------ Given entries

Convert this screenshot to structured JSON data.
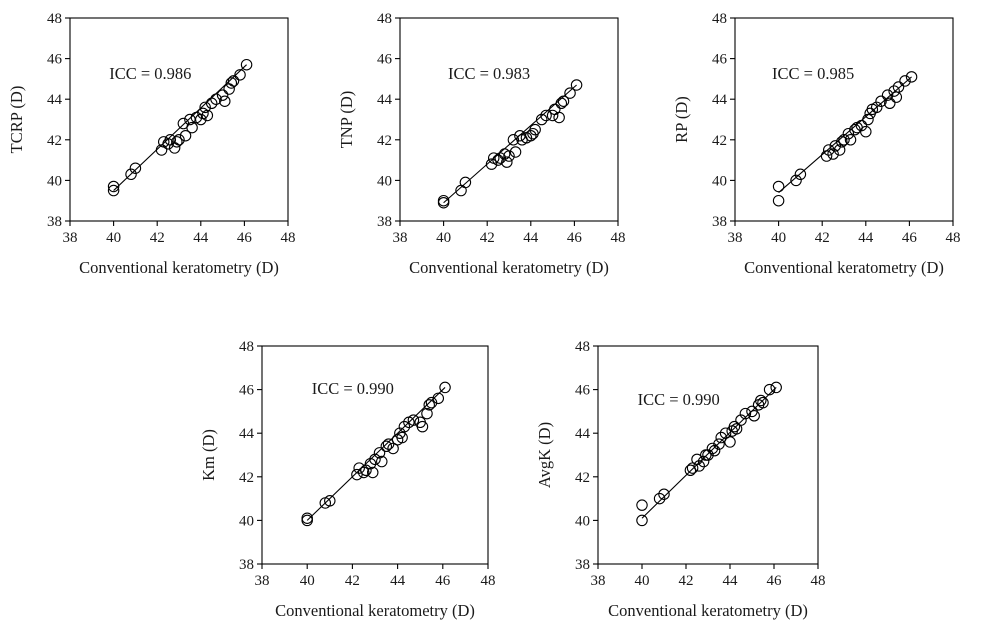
{
  "chart_data": [
    {
      "type": "scatter",
      "xlabel": "Conventional keratometry (D)",
      "ylabel": "TCRP (D)",
      "annotation": "ICC = 0.986",
      "xlim": [
        38,
        48
      ],
      "ylim": [
        38,
        48
      ],
      "xticks": [
        38,
        40,
        42,
        44,
        46,
        48
      ],
      "yticks": [
        38,
        40,
        42,
        44,
        46,
        48
      ],
      "fit_line": {
        "x": [
          40.0,
          46.1
        ],
        "y": [
          39.5,
          45.7
        ]
      },
      "points": {
        "x": [
          40.0,
          40.0,
          40.8,
          41.0,
          42.2,
          42.3,
          42.5,
          42.6,
          42.8,
          42.9,
          43.0,
          43.2,
          43.3,
          43.5,
          43.6,
          43.8,
          44.0,
          44.1,
          44.2,
          44.3,
          44.5,
          44.7,
          45.0,
          45.1,
          45.3,
          45.4,
          45.5,
          45.8,
          46.1
        ],
        "y": [
          39.5,
          39.7,
          40.3,
          40.6,
          41.5,
          41.9,
          41.8,
          42.0,
          41.6,
          41.9,
          42.0,
          42.8,
          42.2,
          43.0,
          42.6,
          43.1,
          43.0,
          43.3,
          43.6,
          43.2,
          43.8,
          44.0,
          44.2,
          43.9,
          44.5,
          44.8,
          44.9,
          45.2,
          45.7
        ]
      }
    },
    {
      "type": "scatter",
      "xlabel": "Conventional keratometry (D)",
      "ylabel": "TNP (D)",
      "annotation": "ICC = 0.983",
      "xlim": [
        38,
        48
      ],
      "ylim": [
        38,
        48
      ],
      "xticks": [
        38,
        40,
        42,
        44,
        46,
        48
      ],
      "yticks": [
        38,
        40,
        42,
        44,
        46,
        48
      ],
      "fit_line": {
        "x": [
          40.0,
          46.1
        ],
        "y": [
          38.9,
          44.7
        ]
      },
      "points": {
        "x": [
          40.0,
          40.0,
          40.8,
          41.0,
          42.2,
          42.3,
          42.5,
          42.6,
          42.8,
          42.9,
          43.0,
          43.2,
          43.3,
          43.5,
          43.6,
          43.8,
          44.0,
          44.1,
          44.2,
          44.5,
          44.7,
          45.0,
          45.1,
          45.3,
          45.4,
          45.5,
          45.8,
          46.1
        ],
        "y": [
          38.9,
          39.0,
          39.5,
          39.9,
          40.8,
          41.1,
          41.0,
          41.1,
          41.3,
          40.9,
          41.2,
          42.0,
          41.4,
          42.2,
          42.0,
          42.1,
          42.2,
          42.3,
          42.5,
          43.0,
          43.2,
          43.2,
          43.5,
          43.1,
          43.8,
          43.9,
          44.3,
          44.7
        ]
      }
    },
    {
      "type": "scatter",
      "xlabel": "Conventional keratometry (D)",
      "ylabel": "RP (D)",
      "annotation": "ICC = 0.985",
      "xlim": [
        38,
        48
      ],
      "ylim": [
        38,
        48
      ],
      "xticks": [
        38,
        40,
        42,
        44,
        46,
        48
      ],
      "yticks": [
        38,
        40,
        42,
        44,
        46,
        48
      ],
      "fit_line": {
        "x": [
          40.0,
          46.1
        ],
        "y": [
          39.4,
          45.1
        ]
      },
      "points": {
        "x": [
          40.0,
          40.0,
          40.8,
          41.0,
          42.2,
          42.3,
          42.5,
          42.6,
          42.8,
          42.9,
          43.0,
          43.2,
          43.3,
          43.5,
          43.6,
          43.8,
          44.0,
          44.1,
          44.2,
          44.3,
          44.5,
          44.7,
          45.0,
          45.1,
          45.3,
          45.4,
          45.5,
          45.8,
          46.1
        ],
        "y": [
          39.0,
          39.7,
          40.0,
          40.3,
          41.2,
          41.5,
          41.3,
          41.7,
          41.5,
          41.9,
          42.0,
          42.3,
          42.0,
          42.5,
          42.6,
          42.7,
          42.4,
          43.0,
          43.3,
          43.5,
          43.6,
          43.9,
          44.2,
          43.8,
          44.4,
          44.1,
          44.6,
          44.9,
          45.1
        ]
      }
    },
    {
      "type": "scatter",
      "xlabel": "Conventional keratometry (D)",
      "ylabel": "Km (D)",
      "annotation": "ICC = 0.990",
      "xlim": [
        38,
        48
      ],
      "ylim": [
        38,
        48
      ],
      "xticks": [
        38,
        40,
        42,
        44,
        46,
        48
      ],
      "yticks": [
        38,
        40,
        42,
        44,
        46,
        48
      ],
      "fit_line": {
        "x": [
          40.0,
          46.1
        ],
        "y": [
          40.0,
          46.1
        ]
      },
      "points": {
        "x": [
          40.0,
          40.0,
          40.8,
          41.0,
          42.2,
          42.3,
          42.5,
          42.6,
          42.8,
          42.9,
          43.0,
          43.2,
          43.3,
          43.5,
          43.6,
          43.8,
          44.0,
          44.1,
          44.2,
          44.3,
          44.5,
          44.7,
          45.0,
          45.1,
          45.3,
          45.4,
          45.5,
          45.8,
          46.1
        ],
        "y": [
          40.0,
          40.1,
          40.8,
          40.9,
          42.1,
          42.4,
          42.2,
          42.3,
          42.6,
          42.2,
          42.8,
          43.1,
          42.7,
          43.4,
          43.5,
          43.3,
          43.7,
          44.0,
          43.8,
          44.3,
          44.5,
          44.6,
          44.5,
          44.3,
          44.9,
          45.3,
          45.4,
          45.6,
          46.1
        ]
      }
    },
    {
      "type": "scatter",
      "xlabel": "Conventional keratometry (D)",
      "ylabel": "AvgK (D)",
      "annotation": "ICC = 0.990",
      "xlim": [
        38,
        48
      ],
      "ylim": [
        38,
        48
      ],
      "xticks": [
        38,
        40,
        42,
        44,
        46,
        48
      ],
      "yticks": [
        38,
        40,
        42,
        44,
        46,
        48
      ],
      "fit_line": {
        "x": [
          40.0,
          46.1
        ],
        "y": [
          40.1,
          46.1
        ]
      },
      "points": {
        "x": [
          40.0,
          40.0,
          40.8,
          41.0,
          42.2,
          42.3,
          42.5,
          42.6,
          42.8,
          42.9,
          43.0,
          43.2,
          43.3,
          43.5,
          43.6,
          43.8,
          44.0,
          44.1,
          44.2,
          44.3,
          44.5,
          44.7,
          45.0,
          45.1,
          45.3,
          45.4,
          45.5,
          45.8,
          46.1
        ],
        "y": [
          40.0,
          40.7,
          41.0,
          41.2,
          42.3,
          42.4,
          42.8,
          42.5,
          42.7,
          43.0,
          43.0,
          43.3,
          43.2,
          43.5,
          43.8,
          44.0,
          43.6,
          44.1,
          44.3,
          44.2,
          44.6,
          44.9,
          45.0,
          44.8,
          45.3,
          45.5,
          45.4,
          46.0,
          46.1
        ]
      }
    }
  ]
}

------------

▶ **Task instructions**:
Please transcribe the material above exactly as written. Leave the pictures out.

▶ **Finished task**:
Convert this screenshot to structured JSON data.
{
  "chart_data": [
    {
      "type": "scatter",
      "xlabel": "Conventional keratometry (D)",
      "ylabel": "TCRP (D)",
      "annotation": "ICC = 0.986",
      "xlim": [
        38,
        48
      ],
      "ylim": [
        38,
        48
      ],
      "xticks": [
        38,
        40,
        42,
        44,
        46,
        48
      ],
      "yticks": [
        38,
        40,
        42,
        44,
        46,
        48
      ],
      "fit_line": {
        "x": [
          40.0,
          46.1
        ],
        "y": [
          39.5,
          45.7
        ]
      },
      "points": {
        "x": [
          40.0,
          40.0,
          40.8,
          41.0,
          42.2,
          42.3,
          42.5,
          42.6,
          42.8,
          42.9,
          43.0,
          43.2,
          43.3,
          43.5,
          43.6,
          43.8,
          44.0,
          44.1,
          44.2,
          44.3,
          44.5,
          44.7,
          45.0,
          45.1,
          45.3,
          45.4,
          45.5,
          45.8,
          46.1
        ],
        "y": [
          39.5,
          39.7,
          40.3,
          40.6,
          41.5,
          41.9,
          41.8,
          42.0,
          41.6,
          41.9,
          42.0,
          42.8,
          42.2,
          43.0,
          42.6,
          43.1,
          43.0,
          43.3,
          43.6,
          43.2,
          43.8,
          44.0,
          44.2,
          43.9,
          44.5,
          44.8,
          44.9,
          45.2,
          45.7
        ]
      }
    },
    {
      "type": "scatter",
      "xlabel": "Conventional keratometry (D)",
      "ylabel": "TNP (D)",
      "annotation": "ICC = 0.983",
      "xlim": [
        38,
        48
      ],
      "ylim": [
        38,
        48
      ],
      "xticks": [
        38,
        40,
        42,
        44,
        46,
        48
      ],
      "yticks": [
        38,
        40,
        42,
        44,
        46,
        48
      ],
      "fit_line": {
        "x": [
          40.0,
          46.1
        ],
        "y": [
          38.9,
          44.7
        ]
      },
      "points": {
        "x": [
          40.0,
          40.0,
          40.8,
          41.0,
          42.2,
          42.3,
          42.5,
          42.6,
          42.8,
          42.9,
          43.0,
          43.2,
          43.3,
          43.5,
          43.6,
          43.8,
          44.0,
          44.1,
          44.2,
          44.5,
          44.7,
          45.0,
          45.1,
          45.3,
          45.4,
          45.5,
          45.8,
          46.1
        ],
        "y": [
          38.9,
          39.0,
          39.5,
          39.9,
          40.8,
          41.1,
          41.0,
          41.1,
          41.3,
          40.9,
          41.2,
          42.0,
          41.4,
          42.2,
          42.0,
          42.1,
          42.2,
          42.3,
          42.5,
          43.0,
          43.2,
          43.2,
          43.5,
          43.1,
          43.8,
          43.9,
          44.3,
          44.7
        ]
      }
    },
    {
      "type": "scatter",
      "xlabel": "Conventional keratometry (D)",
      "ylabel": "RP (D)",
      "annotation": "ICC = 0.985",
      "xlim": [
        38,
        48
      ],
      "ylim": [
        38,
        48
      ],
      "xticks": [
        38,
        40,
        42,
        44,
        46,
        48
      ],
      "yticks": [
        38,
        40,
        42,
        44,
        46,
        48
      ],
      "fit_line": {
        "x": [
          40.0,
          46.1
        ],
        "y": [
          39.4,
          45.1
        ]
      },
      "points": {
        "x": [
          40.0,
          40.0,
          40.8,
          41.0,
          42.2,
          42.3,
          42.5,
          42.6,
          42.8,
          42.9,
          43.0,
          43.2,
          43.3,
          43.5,
          43.6,
          43.8,
          44.0,
          44.1,
          44.2,
          44.3,
          44.5,
          44.7,
          45.0,
          45.1,
          45.3,
          45.4,
          45.5,
          45.8,
          46.1
        ],
        "y": [
          39.0,
          39.7,
          40.0,
          40.3,
          41.2,
          41.5,
          41.3,
          41.7,
          41.5,
          41.9,
          42.0,
          42.3,
          42.0,
          42.5,
          42.6,
          42.7,
          42.4,
          43.0,
          43.3,
          43.5,
          43.6,
          43.9,
          44.2,
          43.8,
          44.4,
          44.1,
          44.6,
          44.9,
          45.1
        ]
      }
    },
    {
      "type": "scatter",
      "xlabel": "Conventional keratometry (D)",
      "ylabel": "Km (D)",
      "annotation": "ICC = 0.990",
      "xlim": [
        38,
        48
      ],
      "ylim": [
        38,
        48
      ],
      "xticks": [
        38,
        40,
        42,
        44,
        46,
        48
      ],
      "yticks": [
        38,
        40,
        42,
        44,
        46,
        48
      ],
      "fit_line": {
        "x": [
          40.0,
          46.1
        ],
        "y": [
          40.0,
          46.1
        ]
      },
      "points": {
        "x": [
          40.0,
          40.0,
          40.8,
          41.0,
          42.2,
          42.3,
          42.5,
          42.6,
          42.8,
          42.9,
          43.0,
          43.2,
          43.3,
          43.5,
          43.6,
          43.8,
          44.0,
          44.1,
          44.2,
          44.3,
          44.5,
          44.7,
          45.0,
          45.1,
          45.3,
          45.4,
          45.5,
          45.8,
          46.1
        ],
        "y": [
          40.0,
          40.1,
          40.8,
          40.9,
          42.1,
          42.4,
          42.2,
          42.3,
          42.6,
          42.2,
          42.8,
          43.1,
          42.7,
          43.4,
          43.5,
          43.3,
          43.7,
          44.0,
          43.8,
          44.3,
          44.5,
          44.6,
          44.5,
          44.3,
          44.9,
          45.3,
          45.4,
          45.6,
          46.1
        ]
      }
    },
    {
      "type": "scatter",
      "xlabel": "Conventional keratometry (D)",
      "ylabel": "AvgK (D)",
      "annotation": "ICC = 0.990",
      "xlim": [
        38,
        48
      ],
      "ylim": [
        38,
        48
      ],
      "xticks": [
        38,
        40,
        42,
        44,
        46,
        48
      ],
      "yticks": [
        38,
        40,
        42,
        44,
        46,
        48
      ],
      "fit_line": {
        "x": [
          40.0,
          46.1
        ],
        "y": [
          40.1,
          46.1
        ]
      },
      "points": {
        "x": [
          40.0,
          40.0,
          40.8,
          41.0,
          42.2,
          42.3,
          42.5,
          42.6,
          42.8,
          42.9,
          43.0,
          43.2,
          43.3,
          43.5,
          43.6,
          43.8,
          44.0,
          44.1,
          44.2,
          44.3,
          44.5,
          44.7,
          45.0,
          45.1,
          45.3,
          45.4,
          45.5,
          45.8,
          46.1
        ],
        "y": [
          40.0,
          40.7,
          41.0,
          41.2,
          42.3,
          42.4,
          42.8,
          42.5,
          42.7,
          43.0,
          43.0,
          43.3,
          43.2,
          43.5,
          43.8,
          44.0,
          43.6,
          44.1,
          44.3,
          44.2,
          44.6,
          44.9,
          45.0,
          44.8,
          45.3,
          45.5,
          45.4,
          46.0,
          46.1
        ]
      }
    }
  ]
}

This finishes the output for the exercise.